# SOURCE MATERIAL start

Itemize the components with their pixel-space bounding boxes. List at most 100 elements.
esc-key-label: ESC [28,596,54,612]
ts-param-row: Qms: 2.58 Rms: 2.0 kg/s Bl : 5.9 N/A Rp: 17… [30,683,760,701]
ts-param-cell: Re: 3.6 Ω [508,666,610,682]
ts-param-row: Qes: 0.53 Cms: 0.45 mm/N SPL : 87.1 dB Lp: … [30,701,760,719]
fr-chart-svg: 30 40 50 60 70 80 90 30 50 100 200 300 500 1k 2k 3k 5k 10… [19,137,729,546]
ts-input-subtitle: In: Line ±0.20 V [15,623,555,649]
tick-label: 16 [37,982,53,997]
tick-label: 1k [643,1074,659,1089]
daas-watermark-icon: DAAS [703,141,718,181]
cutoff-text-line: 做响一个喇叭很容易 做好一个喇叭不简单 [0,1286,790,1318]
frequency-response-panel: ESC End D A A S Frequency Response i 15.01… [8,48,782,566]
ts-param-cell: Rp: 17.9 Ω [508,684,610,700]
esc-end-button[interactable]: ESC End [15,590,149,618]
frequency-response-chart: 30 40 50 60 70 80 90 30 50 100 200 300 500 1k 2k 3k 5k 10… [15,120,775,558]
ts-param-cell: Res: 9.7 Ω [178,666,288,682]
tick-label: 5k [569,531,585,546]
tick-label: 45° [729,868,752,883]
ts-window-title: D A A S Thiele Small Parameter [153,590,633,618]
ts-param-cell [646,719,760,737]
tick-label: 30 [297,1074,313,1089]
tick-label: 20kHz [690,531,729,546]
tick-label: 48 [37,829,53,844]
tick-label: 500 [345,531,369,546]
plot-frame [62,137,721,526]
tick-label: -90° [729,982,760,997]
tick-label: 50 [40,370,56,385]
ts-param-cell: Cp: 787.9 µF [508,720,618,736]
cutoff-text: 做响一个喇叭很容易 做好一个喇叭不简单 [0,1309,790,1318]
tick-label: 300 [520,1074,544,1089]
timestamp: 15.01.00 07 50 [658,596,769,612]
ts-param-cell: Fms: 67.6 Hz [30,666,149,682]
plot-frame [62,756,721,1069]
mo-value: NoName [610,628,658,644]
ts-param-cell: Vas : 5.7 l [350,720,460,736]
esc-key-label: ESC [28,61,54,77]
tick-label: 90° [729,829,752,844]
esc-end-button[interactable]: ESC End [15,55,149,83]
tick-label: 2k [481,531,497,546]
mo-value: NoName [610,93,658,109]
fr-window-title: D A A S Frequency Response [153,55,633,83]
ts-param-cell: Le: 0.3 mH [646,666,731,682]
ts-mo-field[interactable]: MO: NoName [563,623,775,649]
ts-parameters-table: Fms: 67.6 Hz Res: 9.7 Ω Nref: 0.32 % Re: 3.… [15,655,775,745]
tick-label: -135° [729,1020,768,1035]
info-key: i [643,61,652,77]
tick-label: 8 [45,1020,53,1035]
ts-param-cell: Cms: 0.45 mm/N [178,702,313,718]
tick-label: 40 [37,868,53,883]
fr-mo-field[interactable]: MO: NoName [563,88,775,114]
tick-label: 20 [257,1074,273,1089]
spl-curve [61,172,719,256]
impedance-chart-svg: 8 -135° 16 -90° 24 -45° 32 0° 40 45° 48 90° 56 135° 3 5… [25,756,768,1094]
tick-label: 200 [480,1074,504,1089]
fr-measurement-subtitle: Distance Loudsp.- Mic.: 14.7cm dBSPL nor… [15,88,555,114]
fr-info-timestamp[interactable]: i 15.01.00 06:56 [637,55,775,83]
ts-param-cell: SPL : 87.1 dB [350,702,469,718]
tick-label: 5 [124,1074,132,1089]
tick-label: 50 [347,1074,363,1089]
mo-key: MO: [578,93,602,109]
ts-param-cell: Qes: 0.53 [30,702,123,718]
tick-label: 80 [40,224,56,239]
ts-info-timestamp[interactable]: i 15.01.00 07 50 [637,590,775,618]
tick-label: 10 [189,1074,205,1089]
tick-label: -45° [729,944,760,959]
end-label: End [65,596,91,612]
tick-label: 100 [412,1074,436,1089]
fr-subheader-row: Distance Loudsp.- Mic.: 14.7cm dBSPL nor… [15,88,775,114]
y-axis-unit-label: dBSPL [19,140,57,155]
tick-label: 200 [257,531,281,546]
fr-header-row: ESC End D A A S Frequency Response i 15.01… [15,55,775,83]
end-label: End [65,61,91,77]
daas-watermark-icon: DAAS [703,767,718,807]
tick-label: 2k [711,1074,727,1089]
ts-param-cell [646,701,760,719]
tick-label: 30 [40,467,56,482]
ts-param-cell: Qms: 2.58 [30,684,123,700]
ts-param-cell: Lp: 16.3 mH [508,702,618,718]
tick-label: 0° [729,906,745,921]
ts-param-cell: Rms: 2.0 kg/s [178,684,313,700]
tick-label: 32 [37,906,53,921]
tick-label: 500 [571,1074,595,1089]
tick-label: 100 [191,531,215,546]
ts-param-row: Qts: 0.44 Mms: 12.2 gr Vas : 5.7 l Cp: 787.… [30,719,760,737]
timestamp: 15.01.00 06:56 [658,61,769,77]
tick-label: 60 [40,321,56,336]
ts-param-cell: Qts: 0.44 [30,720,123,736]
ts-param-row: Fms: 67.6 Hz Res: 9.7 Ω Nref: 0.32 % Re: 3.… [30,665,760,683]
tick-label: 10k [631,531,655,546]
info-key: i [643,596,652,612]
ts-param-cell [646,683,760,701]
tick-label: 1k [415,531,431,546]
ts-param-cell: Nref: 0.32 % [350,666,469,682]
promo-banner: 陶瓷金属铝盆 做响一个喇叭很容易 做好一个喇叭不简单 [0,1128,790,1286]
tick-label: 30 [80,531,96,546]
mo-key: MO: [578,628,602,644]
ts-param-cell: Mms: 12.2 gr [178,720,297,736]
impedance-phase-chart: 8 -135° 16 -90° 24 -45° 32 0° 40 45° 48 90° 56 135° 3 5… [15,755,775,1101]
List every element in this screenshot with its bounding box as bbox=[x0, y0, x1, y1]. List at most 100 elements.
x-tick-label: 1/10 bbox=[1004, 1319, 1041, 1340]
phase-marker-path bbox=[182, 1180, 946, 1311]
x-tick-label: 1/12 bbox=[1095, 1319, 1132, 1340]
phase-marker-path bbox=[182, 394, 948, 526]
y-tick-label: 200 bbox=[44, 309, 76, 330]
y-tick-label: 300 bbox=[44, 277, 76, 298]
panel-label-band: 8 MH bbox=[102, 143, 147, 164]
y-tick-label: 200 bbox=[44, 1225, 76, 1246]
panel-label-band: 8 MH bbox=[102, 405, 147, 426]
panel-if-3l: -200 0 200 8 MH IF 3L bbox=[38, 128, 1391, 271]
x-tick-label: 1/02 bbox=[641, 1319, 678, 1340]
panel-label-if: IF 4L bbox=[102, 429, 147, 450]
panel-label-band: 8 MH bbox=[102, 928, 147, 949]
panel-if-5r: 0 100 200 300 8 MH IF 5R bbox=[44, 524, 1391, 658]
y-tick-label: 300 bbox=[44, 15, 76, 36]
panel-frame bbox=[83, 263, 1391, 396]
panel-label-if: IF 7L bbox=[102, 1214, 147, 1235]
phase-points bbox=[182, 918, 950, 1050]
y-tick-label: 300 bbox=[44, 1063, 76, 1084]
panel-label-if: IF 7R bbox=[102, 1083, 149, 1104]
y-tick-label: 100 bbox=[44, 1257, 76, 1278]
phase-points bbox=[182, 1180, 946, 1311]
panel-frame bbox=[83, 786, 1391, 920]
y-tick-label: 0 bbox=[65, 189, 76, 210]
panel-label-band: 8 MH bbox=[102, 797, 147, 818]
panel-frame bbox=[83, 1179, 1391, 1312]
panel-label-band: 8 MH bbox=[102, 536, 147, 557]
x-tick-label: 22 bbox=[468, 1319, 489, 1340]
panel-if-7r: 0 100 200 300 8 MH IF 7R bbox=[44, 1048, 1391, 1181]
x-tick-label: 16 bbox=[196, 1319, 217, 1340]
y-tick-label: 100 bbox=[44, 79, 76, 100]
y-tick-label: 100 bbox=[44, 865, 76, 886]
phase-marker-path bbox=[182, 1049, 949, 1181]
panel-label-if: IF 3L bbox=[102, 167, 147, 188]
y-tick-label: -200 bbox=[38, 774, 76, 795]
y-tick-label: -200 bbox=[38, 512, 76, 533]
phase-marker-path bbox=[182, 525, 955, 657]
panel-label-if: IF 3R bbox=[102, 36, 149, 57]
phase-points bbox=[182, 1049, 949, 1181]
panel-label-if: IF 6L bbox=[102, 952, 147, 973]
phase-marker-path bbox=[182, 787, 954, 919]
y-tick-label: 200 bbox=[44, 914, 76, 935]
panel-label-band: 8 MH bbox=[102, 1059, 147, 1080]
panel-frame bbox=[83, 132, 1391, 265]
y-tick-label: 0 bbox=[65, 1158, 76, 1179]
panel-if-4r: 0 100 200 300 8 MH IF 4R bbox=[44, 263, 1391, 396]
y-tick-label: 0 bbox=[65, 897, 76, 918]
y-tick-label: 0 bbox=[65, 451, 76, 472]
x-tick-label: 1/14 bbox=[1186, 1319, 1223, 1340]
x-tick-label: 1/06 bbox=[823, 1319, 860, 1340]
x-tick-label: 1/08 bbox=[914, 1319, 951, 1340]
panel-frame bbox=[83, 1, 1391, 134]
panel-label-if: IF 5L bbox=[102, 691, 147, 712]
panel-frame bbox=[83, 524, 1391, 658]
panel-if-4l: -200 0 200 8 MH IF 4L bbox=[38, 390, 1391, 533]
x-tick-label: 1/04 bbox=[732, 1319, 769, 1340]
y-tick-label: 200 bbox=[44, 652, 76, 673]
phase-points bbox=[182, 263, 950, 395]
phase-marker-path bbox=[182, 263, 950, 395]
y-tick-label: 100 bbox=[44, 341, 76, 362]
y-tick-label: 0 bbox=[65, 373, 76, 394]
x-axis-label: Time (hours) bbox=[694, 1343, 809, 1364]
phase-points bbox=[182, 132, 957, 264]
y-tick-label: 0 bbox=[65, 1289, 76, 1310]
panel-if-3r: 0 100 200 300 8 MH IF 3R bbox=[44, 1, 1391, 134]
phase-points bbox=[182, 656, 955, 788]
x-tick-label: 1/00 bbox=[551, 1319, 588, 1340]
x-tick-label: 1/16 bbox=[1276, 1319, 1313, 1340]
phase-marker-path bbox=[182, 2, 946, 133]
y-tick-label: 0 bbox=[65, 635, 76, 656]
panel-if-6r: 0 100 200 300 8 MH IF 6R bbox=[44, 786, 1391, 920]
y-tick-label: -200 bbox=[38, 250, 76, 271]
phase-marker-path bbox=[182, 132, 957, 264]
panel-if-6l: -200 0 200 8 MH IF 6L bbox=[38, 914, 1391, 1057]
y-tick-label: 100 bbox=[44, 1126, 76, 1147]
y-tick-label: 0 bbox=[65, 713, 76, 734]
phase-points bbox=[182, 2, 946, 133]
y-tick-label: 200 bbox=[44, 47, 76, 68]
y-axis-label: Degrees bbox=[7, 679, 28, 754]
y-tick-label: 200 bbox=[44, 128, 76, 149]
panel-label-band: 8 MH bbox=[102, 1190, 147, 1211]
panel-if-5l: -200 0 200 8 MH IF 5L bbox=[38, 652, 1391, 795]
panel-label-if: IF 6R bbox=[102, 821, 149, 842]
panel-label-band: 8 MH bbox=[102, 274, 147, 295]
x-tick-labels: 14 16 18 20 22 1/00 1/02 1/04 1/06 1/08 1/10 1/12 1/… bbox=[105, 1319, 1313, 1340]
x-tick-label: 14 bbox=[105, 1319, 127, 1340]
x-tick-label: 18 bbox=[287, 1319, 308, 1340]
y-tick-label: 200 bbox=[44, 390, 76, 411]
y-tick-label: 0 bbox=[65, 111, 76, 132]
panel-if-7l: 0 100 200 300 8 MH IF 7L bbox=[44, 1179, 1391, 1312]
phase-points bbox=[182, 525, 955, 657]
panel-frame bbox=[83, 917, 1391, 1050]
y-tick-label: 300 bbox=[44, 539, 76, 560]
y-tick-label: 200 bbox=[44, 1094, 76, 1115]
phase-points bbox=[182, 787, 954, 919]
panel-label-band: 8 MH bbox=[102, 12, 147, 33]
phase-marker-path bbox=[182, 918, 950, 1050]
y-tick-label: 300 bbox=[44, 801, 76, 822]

# SOURCE MATERIAL end

PROBLEM TO SOLVE
Write out the lines from the start of the records through the line containing "tick-label: 30 [297,1074,313,1089]", including both ends.

EXPECTED ANSWER
Itemize the components with their pixel-space bounding boxes. List at most 100 elements.
esc-key-label: ESC [28,596,54,612]
ts-param-row: Qms: 2.58 Rms: 2.0 kg/s Bl : 5.9 N/A Rp: 17… [30,683,760,701]
ts-param-cell: Re: 3.6 Ω [508,666,610,682]
ts-param-row: Qes: 0.53 Cms: 0.45 mm/N SPL : 87.1 dB Lp: … [30,701,760,719]
fr-chart-svg: 30 40 50 60 70 80 90 30 50 100 200 300 500 1k 2k 3k 5k 10… [19,137,729,546]
ts-input-subtitle: In: Line ±0.20 V [15,623,555,649]
tick-label: 16 [37,982,53,997]
tick-label: 1k [643,1074,659,1089]
daas-watermark-icon: DAAS [703,141,718,181]
cutoff-text-line: 做响一个喇叭很容易 做好一个喇叭不简单 [0,1286,790,1318]
frequency-response-panel: ESC End D A A S Frequency Response i 15.01… [8,48,782,566]
ts-param-cell: Rp: 17.9 Ω [508,684,610,700]
esc-end-button[interactable]: ESC End [15,590,149,618]
frequency-response-chart: 30 40 50 60 70 80 90 30 50 100 200 300 500 1k 2k 3k 5k 10… [15,120,775,558]
ts-param-cell: Res: 9.7 Ω [178,666,288,682]
tick-label: 5k [569,531,585,546]
tick-label: 45° [729,868,752,883]
ts-window-title: D A A S Thiele Small Parameter [153,590,633,618]
ts-param-cell [646,719,760,737]
tick-label: 30 [297,1074,313,1089]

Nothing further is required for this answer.